◆ Stated problem
From the listing below, extract every line in which the word "VVUS" appears.

(Extracted data entries)
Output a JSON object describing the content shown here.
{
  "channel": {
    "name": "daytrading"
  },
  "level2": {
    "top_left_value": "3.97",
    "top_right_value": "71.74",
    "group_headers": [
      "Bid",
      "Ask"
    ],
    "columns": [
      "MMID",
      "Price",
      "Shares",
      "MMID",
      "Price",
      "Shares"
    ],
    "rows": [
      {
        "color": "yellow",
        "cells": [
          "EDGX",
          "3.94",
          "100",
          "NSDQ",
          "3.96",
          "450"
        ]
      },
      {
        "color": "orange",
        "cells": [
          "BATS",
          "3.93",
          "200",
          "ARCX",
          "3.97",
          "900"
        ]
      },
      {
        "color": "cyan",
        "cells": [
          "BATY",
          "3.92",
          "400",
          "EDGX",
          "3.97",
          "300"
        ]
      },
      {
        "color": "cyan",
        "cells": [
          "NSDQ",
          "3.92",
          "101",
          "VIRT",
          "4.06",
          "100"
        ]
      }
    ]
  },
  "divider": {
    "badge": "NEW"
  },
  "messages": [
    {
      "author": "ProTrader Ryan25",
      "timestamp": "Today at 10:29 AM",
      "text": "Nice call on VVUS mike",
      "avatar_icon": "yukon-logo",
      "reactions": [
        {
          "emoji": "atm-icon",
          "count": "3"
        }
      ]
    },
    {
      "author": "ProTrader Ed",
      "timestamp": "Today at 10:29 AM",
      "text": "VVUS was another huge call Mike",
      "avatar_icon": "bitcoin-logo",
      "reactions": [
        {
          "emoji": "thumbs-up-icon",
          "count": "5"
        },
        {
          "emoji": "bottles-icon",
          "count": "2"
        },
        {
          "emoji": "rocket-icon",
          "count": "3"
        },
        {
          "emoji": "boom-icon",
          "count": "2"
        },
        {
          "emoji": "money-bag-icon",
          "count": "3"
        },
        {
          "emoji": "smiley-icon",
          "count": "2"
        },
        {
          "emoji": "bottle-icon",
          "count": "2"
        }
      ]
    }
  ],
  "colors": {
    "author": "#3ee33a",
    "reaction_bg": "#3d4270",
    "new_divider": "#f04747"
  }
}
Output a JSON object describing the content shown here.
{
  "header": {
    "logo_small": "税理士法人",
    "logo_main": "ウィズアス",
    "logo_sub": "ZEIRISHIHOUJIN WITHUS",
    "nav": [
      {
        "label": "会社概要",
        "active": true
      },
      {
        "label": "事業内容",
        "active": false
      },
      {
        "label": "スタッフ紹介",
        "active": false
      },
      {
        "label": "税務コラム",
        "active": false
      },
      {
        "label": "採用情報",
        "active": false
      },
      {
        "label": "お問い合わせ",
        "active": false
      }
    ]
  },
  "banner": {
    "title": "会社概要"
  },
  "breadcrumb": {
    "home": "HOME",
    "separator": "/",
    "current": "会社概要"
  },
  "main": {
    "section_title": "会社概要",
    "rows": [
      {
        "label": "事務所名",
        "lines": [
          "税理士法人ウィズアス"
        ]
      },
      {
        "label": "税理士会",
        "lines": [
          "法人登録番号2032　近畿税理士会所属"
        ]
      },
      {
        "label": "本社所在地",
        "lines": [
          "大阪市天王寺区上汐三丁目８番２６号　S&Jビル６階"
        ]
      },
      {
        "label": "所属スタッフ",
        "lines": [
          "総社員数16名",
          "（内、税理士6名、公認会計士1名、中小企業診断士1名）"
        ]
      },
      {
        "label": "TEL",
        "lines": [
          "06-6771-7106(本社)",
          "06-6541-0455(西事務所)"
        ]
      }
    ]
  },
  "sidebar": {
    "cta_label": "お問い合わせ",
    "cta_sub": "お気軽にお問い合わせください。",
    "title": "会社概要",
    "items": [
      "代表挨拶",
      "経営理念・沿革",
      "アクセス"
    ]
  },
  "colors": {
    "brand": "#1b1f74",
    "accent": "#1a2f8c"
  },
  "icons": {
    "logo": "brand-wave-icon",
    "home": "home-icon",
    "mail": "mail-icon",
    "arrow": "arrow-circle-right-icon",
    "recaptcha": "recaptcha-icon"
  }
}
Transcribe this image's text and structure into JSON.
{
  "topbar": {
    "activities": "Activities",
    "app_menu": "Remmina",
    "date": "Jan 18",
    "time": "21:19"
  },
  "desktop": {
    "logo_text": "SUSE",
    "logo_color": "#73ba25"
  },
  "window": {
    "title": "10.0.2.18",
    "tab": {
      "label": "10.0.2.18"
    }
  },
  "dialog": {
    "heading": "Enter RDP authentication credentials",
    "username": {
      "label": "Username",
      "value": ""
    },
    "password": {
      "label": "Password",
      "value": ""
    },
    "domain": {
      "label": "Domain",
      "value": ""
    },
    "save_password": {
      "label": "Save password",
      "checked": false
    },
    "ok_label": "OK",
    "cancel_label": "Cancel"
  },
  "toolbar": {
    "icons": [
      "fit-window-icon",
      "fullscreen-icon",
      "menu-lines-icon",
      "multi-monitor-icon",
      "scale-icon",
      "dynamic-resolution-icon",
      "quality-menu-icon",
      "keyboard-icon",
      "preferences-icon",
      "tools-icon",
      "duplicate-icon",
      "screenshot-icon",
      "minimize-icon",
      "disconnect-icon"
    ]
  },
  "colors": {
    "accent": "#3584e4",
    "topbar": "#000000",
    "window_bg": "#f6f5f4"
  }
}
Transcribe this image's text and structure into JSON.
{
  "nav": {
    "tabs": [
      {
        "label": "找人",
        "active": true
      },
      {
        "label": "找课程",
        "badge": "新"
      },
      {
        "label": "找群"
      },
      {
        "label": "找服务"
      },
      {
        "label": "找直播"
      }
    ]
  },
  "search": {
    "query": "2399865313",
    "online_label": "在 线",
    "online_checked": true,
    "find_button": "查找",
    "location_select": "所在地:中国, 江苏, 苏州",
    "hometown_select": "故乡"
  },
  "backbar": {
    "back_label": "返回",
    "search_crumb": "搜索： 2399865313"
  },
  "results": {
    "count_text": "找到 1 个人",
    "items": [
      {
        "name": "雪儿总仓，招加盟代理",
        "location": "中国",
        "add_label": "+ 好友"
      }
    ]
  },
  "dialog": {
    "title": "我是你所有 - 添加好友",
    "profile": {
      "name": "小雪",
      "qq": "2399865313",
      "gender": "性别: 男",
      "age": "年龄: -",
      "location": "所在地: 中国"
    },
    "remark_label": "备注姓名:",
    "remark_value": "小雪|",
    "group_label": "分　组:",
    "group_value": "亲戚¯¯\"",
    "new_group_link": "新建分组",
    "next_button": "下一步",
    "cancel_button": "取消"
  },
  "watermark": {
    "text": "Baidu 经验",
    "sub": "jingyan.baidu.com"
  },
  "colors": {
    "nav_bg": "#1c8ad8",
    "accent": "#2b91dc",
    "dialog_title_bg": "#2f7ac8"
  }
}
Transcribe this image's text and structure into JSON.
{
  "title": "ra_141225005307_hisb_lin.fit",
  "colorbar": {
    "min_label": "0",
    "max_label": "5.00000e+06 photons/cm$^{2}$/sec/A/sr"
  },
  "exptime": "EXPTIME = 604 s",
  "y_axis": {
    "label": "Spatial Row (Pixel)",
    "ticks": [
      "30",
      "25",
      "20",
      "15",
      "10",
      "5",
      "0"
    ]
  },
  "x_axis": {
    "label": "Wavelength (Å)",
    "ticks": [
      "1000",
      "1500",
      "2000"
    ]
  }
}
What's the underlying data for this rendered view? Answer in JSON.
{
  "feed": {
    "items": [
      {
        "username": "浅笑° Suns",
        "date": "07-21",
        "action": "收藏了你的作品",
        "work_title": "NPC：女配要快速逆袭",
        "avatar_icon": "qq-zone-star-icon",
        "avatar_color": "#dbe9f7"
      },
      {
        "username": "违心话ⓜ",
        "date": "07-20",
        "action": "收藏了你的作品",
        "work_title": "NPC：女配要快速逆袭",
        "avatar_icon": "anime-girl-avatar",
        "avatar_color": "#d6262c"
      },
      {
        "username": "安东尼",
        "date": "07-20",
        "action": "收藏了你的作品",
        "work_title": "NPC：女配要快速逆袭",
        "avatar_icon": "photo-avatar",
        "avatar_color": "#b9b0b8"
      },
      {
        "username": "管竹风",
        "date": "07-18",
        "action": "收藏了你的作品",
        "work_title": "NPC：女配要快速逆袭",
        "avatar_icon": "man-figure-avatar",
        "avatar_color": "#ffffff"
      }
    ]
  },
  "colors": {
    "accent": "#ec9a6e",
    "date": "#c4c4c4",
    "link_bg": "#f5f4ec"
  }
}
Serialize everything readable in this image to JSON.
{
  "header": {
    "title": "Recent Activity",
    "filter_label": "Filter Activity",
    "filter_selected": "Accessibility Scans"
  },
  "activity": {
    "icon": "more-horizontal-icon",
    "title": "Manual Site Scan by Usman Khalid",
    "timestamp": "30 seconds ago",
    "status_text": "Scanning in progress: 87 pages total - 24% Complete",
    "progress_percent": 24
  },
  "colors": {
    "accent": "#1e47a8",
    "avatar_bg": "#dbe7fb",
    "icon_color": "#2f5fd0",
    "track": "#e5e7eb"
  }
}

◆ Result below
      "text": "Nice call on VVUS mike",
      "text": "VVUS was another huge call Mike",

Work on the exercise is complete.